DIRECTION »
Pull out every line containing the string "bottom".

--- start of DATA FOR THIS EXERCISE ---

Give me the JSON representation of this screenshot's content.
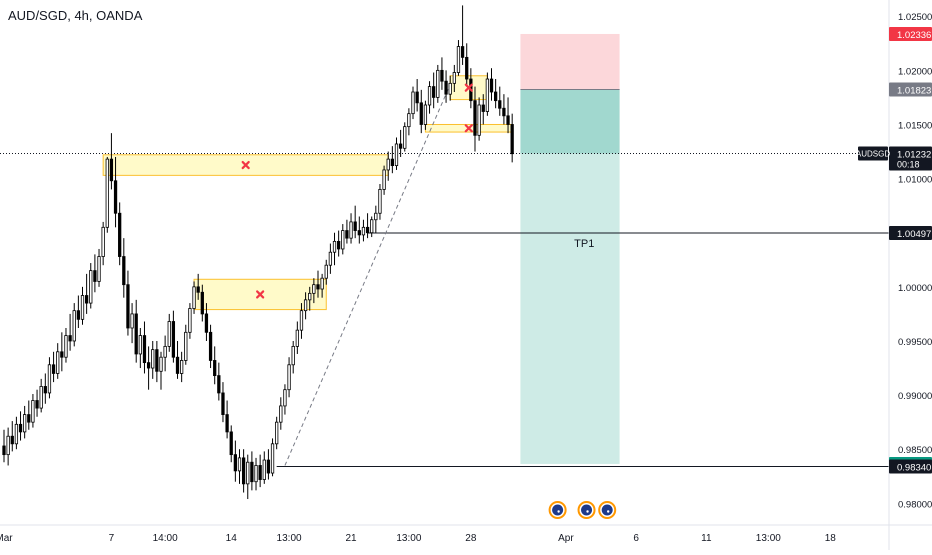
{
  "header": {
    "title": "AUD/SGD, 4h, OANDA"
  },
  "chart_data": {
    "type": "candlestick",
    "symbol": "AUDSGD",
    "timeframe": "4h",
    "broker": "OANDA",
    "ylim": [
      0.978,
      1.0265
    ],
    "y_ticks": [
      0.98,
      0.985,
      0.99,
      0.995,
      1.0,
      1.005,
      1.01,
      1.015,
      1.02,
      1.025
    ],
    "y_tick_labels": [
      "0.98000",
      "0.98500",
      "0.99000",
      "0.99500",
      "1.00000",
      "1.00500",
      "1.01000",
      "1.01500",
      "1.02000",
      "1.02500"
    ],
    "x_ticks": [
      {
        "label": "Mar",
        "index": 0
      },
      {
        "label": "7",
        "index": 26
      },
      {
        "label": "14:00",
        "index": 39
      },
      {
        "label": "14",
        "index": 55
      },
      {
        "label": "13:00",
        "index": 69
      },
      {
        "label": "21",
        "index": 84
      },
      {
        "label": "13:00",
        "index": 98
      },
      {
        "label": "28",
        "index": 113
      },
      {
        "label": "Apr",
        "index": 136
      },
      {
        "label": "6",
        "index": 153
      },
      {
        "label": "11",
        "index": 170
      },
      {
        "label": "13:00",
        "index": 185
      },
      {
        "label": "18",
        "index": 200
      }
    ],
    "index_range": [
      0,
      213
    ],
    "price_labels": [
      {
        "value": "1.02336",
        "price": 1.02336,
        "color": "#f23645"
      },
      {
        "value": "1.01823",
        "price": 1.01823,
        "color": "#787b86"
      },
      {
        "value": "1.01232",
        "sub": "00:18",
        "price": 1.01232,
        "color": "#131722",
        "badge": "AUDSGD"
      },
      {
        "value": "1.00497",
        "price": 1.00497,
        "color": "#131722"
      },
      {
        "value": "0.98364",
        "price": 0.98364,
        "color": "#089981"
      },
      {
        "value": "0.98340",
        "price": 0.9834,
        "color": "#131722"
      }
    ],
    "tp_label": "TP1",
    "tp_price": 1.00497,
    "support_price": 0.9834,
    "current_price": 1.01232,
    "position": {
      "type": "short",
      "entry": 1.01823,
      "stop": 1.02336,
      "target": 0.98364,
      "start_index": 125,
      "end_index": 149,
      "profit_color": "#089981",
      "loss_color": "#f23645"
    },
    "zones": [
      {
        "x0": 24,
        "x1": 93,
        "top": 1.0122,
        "bottom": 1.0103
      },
      {
        "x0": 46,
        "x1": 78,
        "top": 1.0007,
        "bottom": 0.9979
      },
      {
        "x0": 108,
        "x1": 117,
        "top": 1.0195,
        "bottom": 1.0173
      },
      {
        "x0": 102,
        "x1": 123,
        "top": 1.015,
        "bottom": 1.0143
      }
    ],
    "trendline": {
      "from": {
        "index": 68,
        "price": 0.9835
      },
      "to": {
        "index": 108,
        "price": 1.0187
      }
    },
    "horizontal_lines": [
      {
        "from_index": 88,
        "price": 1.00497
      },
      {
        "from_index": 66,
        "price": 0.9834
      }
    ],
    "event_icons": [
      {
        "index": 134
      },
      {
        "index": 141
      },
      {
        "index": 146
      }
    ],
    "candles": [
      [
        0.9853,
        0.9868,
        0.9838,
        0.9845
      ],
      [
        0.9845,
        0.987,
        0.9835,
        0.9862
      ],
      [
        0.9862,
        0.9876,
        0.9848,
        0.9855
      ],
      [
        0.9855,
        0.988,
        0.985,
        0.9873
      ],
      [
        0.9873,
        0.9885,
        0.9858,
        0.9866
      ],
      [
        0.9866,
        0.989,
        0.986,
        0.9882
      ],
      [
        0.9882,
        0.9895,
        0.9868,
        0.9875
      ],
      [
        0.9875,
        0.9901,
        0.987,
        0.9895
      ],
      [
        0.9895,
        0.9905,
        0.988,
        0.9888
      ],
      [
        0.9888,
        0.9915,
        0.9884,
        0.9908
      ],
      [
        0.9908,
        0.992,
        0.9892,
        0.9902
      ],
      [
        0.9902,
        0.9935,
        0.9897,
        0.9928
      ],
      [
        0.9928,
        0.994,
        0.9912,
        0.992
      ],
      [
        0.992,
        0.9948,
        0.9915,
        0.994
      ],
      [
        0.994,
        0.9958,
        0.9922,
        0.9935
      ],
      [
        0.9935,
        0.9962,
        0.993,
        0.9955
      ],
      [
        0.9955,
        0.9975,
        0.9941,
        0.995
      ],
      [
        0.995,
        0.9985,
        0.9945,
        0.9978
      ],
      [
        0.9978,
        0.9992,
        0.9962,
        0.997
      ],
      [
        0.997,
        1.0,
        0.9965,
        0.9992
      ],
      [
        0.9992,
        1.0012,
        0.9975,
        0.9985
      ],
      [
        0.9985,
        1.0022,
        0.998,
        1.0015
      ],
      [
        1.0015,
        1.003,
        0.9995,
        1.0005
      ],
      [
        1.0005,
        1.0035,
        1.0,
        1.0028
      ],
      [
        1.0028,
        1.006,
        1.002,
        1.0055
      ],
      [
        1.0055,
        1.012,
        1.005,
        1.0118
      ],
      [
        1.0118,
        1.0142,
        1.009,
        1.0098
      ],
      [
        1.0098,
        1.012,
        1.0055,
        1.0068
      ],
      [
        1.0068,
        1.0078,
        1.002,
        1.0028
      ],
      [
        1.0028,
        1.0045,
        0.999,
        1.0002
      ],
      [
        1.0002,
        1.0015,
        0.9955,
        0.9962
      ],
      [
        0.9962,
        0.9985,
        0.9948,
        0.9975
      ],
      [
        0.9975,
        0.9988,
        0.993,
        0.9938
      ],
      [
        0.9938,
        0.9962,
        0.9925,
        0.9955
      ],
      [
        0.9955,
        0.9968,
        0.992,
        0.993
      ],
      [
        0.993,
        0.9945,
        0.9905,
        0.9925
      ],
      [
        0.9925,
        0.995,
        0.9915,
        0.9942
      ],
      [
        0.9942,
        0.995,
        0.9912,
        0.9922
      ],
      [
        0.9922,
        0.994,
        0.9905,
        0.9935
      ],
      [
        0.9935,
        0.9955,
        0.9922,
        0.9945
      ],
      [
        0.9945,
        0.9975,
        0.994,
        0.9968
      ],
      [
        0.9968,
        0.9978,
        0.993,
        0.9935
      ],
      [
        0.9935,
        0.995,
        0.9915,
        0.992
      ],
      [
        0.992,
        0.994,
        0.9912,
        0.9932
      ],
      [
        0.9932,
        0.9965,
        0.9928,
        0.9958
      ],
      [
        0.9958,
        0.9985,
        0.9952,
        0.998
      ],
      [
        0.998,
        1.0005,
        0.9975,
        1.0
      ],
      [
        1.0,
        1.0012,
        0.9988,
        0.9995
      ],
      [
        0.9995,
        1.0002,
        0.9968,
        0.9975
      ],
      [
        0.9975,
        0.9985,
        0.995,
        0.9958
      ],
      [
        0.9958,
        0.9965,
        0.9925,
        0.9932
      ],
      [
        0.9932,
        0.9945,
        0.991,
        0.9918
      ],
      [
        0.9918,
        0.993,
        0.9895,
        0.9902
      ],
      [
        0.9902,
        0.9912,
        0.9875,
        0.9882
      ],
      [
        0.9882,
        0.9895,
        0.986,
        0.9866
      ],
      [
        0.9866,
        0.9872,
        0.9838,
        0.9845
      ],
      [
        0.9845,
        0.9858,
        0.982,
        0.983
      ],
      [
        0.983,
        0.985,
        0.9818,
        0.9842
      ],
      [
        0.9842,
        0.985,
        0.981,
        0.9818
      ],
      [
        0.9818,
        0.9845,
        0.9804,
        0.9838
      ],
      [
        0.9838,
        0.9848,
        0.9812,
        0.982
      ],
      [
        0.982,
        0.9842,
        0.9812,
        0.9835
      ],
      [
        0.9835,
        0.9845,
        0.9815,
        0.9822
      ],
      [
        0.9822,
        0.9848,
        0.9818,
        0.984
      ],
      [
        0.984,
        0.985,
        0.9822,
        0.9828
      ],
      [
        0.9828,
        0.986,
        0.9825,
        0.9855
      ],
      [
        0.9855,
        0.988,
        0.985,
        0.9875
      ],
      [
        0.9875,
        0.9898,
        0.9868,
        0.989
      ],
      [
        0.989,
        0.991,
        0.9882,
        0.9905
      ],
      [
        0.9905,
        0.9935,
        0.9898,
        0.9928
      ],
      [
        0.9928,
        0.995,
        0.992,
        0.9945
      ],
      [
        0.9945,
        0.9968,
        0.9938,
        0.996
      ],
      [
        0.996,
        0.9985,
        0.9952,
        0.9978
      ],
      [
        0.9978,
        0.9995,
        0.997,
        0.9988
      ],
      [
        0.9988,
        1.0,
        0.9978,
        0.9994
      ],
      [
        0.9994,
        1.0008,
        0.9985,
        1.0002
      ],
      [
        1.0002,
        1.0015,
        0.999,
        0.9998
      ],
      [
        0.9998,
        1.0012,
        0.999,
        1.0008
      ],
      [
        1.0008,
        1.0025,
        1.0002,
        1.002
      ],
      [
        1.002,
        1.004,
        1.0012,
        1.0032
      ],
      [
        1.0032,
        1.005,
        1.002,
        1.0042
      ],
      [
        1.0042,
        1.0052,
        1.0028,
        1.0035
      ],
      [
        1.0035,
        1.0058,
        1.003,
        1.0052
      ],
      [
        1.0052,
        1.0062,
        1.004,
        1.0045
      ],
      [
        1.0045,
        1.0068,
        1.004,
        1.006
      ],
      [
        1.006,
        1.0075,
        1.0045,
        1.0052
      ],
      [
        1.0052,
        1.0065,
        1.004,
        1.0048
      ],
      [
        1.0048,
        1.0062,
        1.0042,
        1.0055
      ],
      [
        1.0055,
        1.0068,
        1.0045,
        1.005
      ],
      [
        1.005,
        1.0065,
        1.0046,
        1.0062
      ],
      [
        1.0062,
        1.0075,
        1.005,
        1.0068
      ],
      [
        1.0068,
        1.0095,
        1.0062,
        1.009
      ],
      [
        1.009,
        1.0112,
        1.0085,
        1.0108
      ],
      [
        1.0108,
        1.0125,
        1.0098,
        1.0118
      ],
      [
        1.0118,
        1.013,
        1.0105,
        1.0112
      ],
      [
        1.0112,
        1.0138,
        1.0108,
        1.0132
      ],
      [
        1.0132,
        1.0145,
        1.012,
        1.0128
      ],
      [
        1.0128,
        1.0152,
        1.0125,
        1.0148
      ],
      [
        1.0148,
        1.0165,
        1.014,
        1.016
      ],
      [
        1.016,
        1.0185,
        1.0155,
        1.018
      ],
      [
        1.018,
        1.0192,
        1.0162,
        1.017
      ],
      [
        1.017,
        1.0182,
        1.0142,
        1.015
      ],
      [
        1.015,
        1.0172,
        1.0145,
        1.0168
      ],
      [
        1.0168,
        1.019,
        1.016,
        1.0185
      ],
      [
        1.0185,
        1.0198,
        1.0165,
        1.0175
      ],
      [
        1.0175,
        1.0205,
        1.017,
        1.02
      ],
      [
        1.02,
        1.0212,
        1.0182,
        1.019
      ],
      [
        1.019,
        1.02,
        1.017,
        1.0178
      ],
      [
        1.0178,
        1.0195,
        1.0172,
        1.0188
      ],
      [
        1.0188,
        1.0205,
        1.018,
        1.0198
      ],
      [
        1.0198,
        1.0228,
        1.0195,
        1.0222
      ],
      [
        1.0222,
        1.026,
        1.0205,
        1.0212
      ],
      [
        1.0212,
        1.0225,
        1.0185,
        1.0192
      ],
      [
        1.0192,
        1.0202,
        1.0165,
        1.0172
      ],
      [
        1.0172,
        1.0185,
        1.0125,
        1.014
      ],
      [
        1.014,
        1.0175,
        1.0135,
        1.0168
      ],
      [
        1.0168,
        1.0178,
        1.015,
        1.0162
      ],
      [
        1.0162,
        1.0198,
        1.0158,
        1.0192
      ],
      [
        1.0192,
        1.0202,
        1.0172,
        1.018
      ],
      [
        1.018,
        1.0192,
        1.0165,
        1.0172
      ],
      [
        1.0172,
        1.0185,
        1.0158,
        1.0165
      ],
      [
        1.0165,
        1.0178,
        1.015,
        1.0158
      ],
      [
        1.0158,
        1.0175,
        1.0142,
        1.015
      ],
      [
        1.015,
        1.016,
        1.0115,
        1.0123
      ]
    ]
  }
}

--- end of DATA FOR THIS EXERCISE ---

WRITTEN RESPONSE »
        "bottom": 1.0103
        "bottom": 0.9979
        "bottom": 1.0173
        "bottom": 1.0143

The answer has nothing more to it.